→ TASK DESCRIPTION
In the data below, find every line that has the string "رسیده", and copy it.

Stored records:

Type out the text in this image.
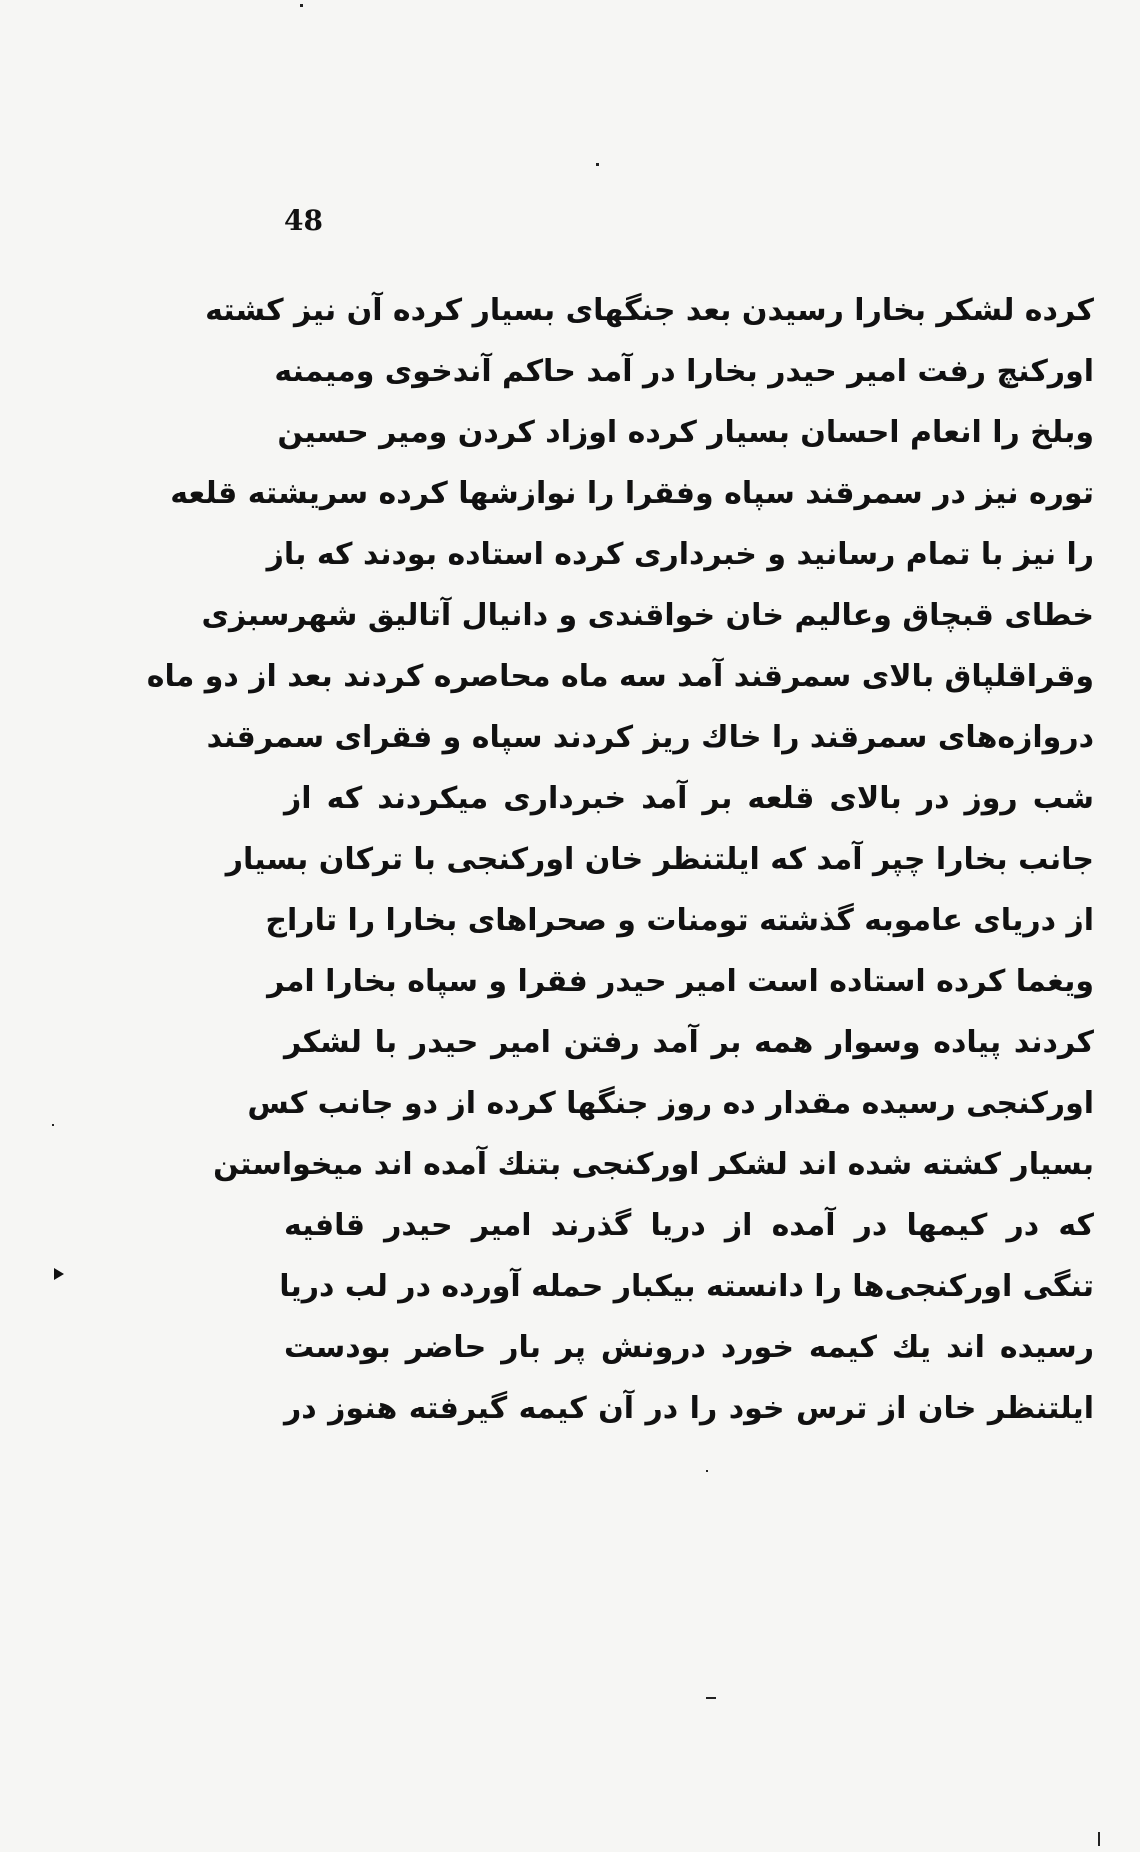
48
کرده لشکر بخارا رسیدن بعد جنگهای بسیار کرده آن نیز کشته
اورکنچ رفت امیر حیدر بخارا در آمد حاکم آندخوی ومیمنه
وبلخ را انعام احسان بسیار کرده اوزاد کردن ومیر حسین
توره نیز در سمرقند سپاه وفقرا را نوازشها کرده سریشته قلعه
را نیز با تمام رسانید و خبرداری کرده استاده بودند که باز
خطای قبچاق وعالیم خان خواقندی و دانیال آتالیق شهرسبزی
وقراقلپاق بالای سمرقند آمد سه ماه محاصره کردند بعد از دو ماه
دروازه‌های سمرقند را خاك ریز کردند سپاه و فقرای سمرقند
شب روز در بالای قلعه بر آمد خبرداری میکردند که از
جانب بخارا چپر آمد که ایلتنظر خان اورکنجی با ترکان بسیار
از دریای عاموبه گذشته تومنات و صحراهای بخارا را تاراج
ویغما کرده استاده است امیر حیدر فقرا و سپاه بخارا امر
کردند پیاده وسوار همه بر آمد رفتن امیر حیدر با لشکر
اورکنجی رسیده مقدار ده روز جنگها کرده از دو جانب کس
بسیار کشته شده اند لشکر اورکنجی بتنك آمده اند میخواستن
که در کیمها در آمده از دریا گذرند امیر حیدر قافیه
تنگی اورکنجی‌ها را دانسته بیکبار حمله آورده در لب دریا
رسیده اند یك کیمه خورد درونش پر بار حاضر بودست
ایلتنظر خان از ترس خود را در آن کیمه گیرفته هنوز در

→ EXERCISE RESPONSE
اورکنجی رسیده مقدار ده روز جنگها کرده از دو جانب کس
رسیده اند یك کیمه خورد درونش پر بار حاضر بودست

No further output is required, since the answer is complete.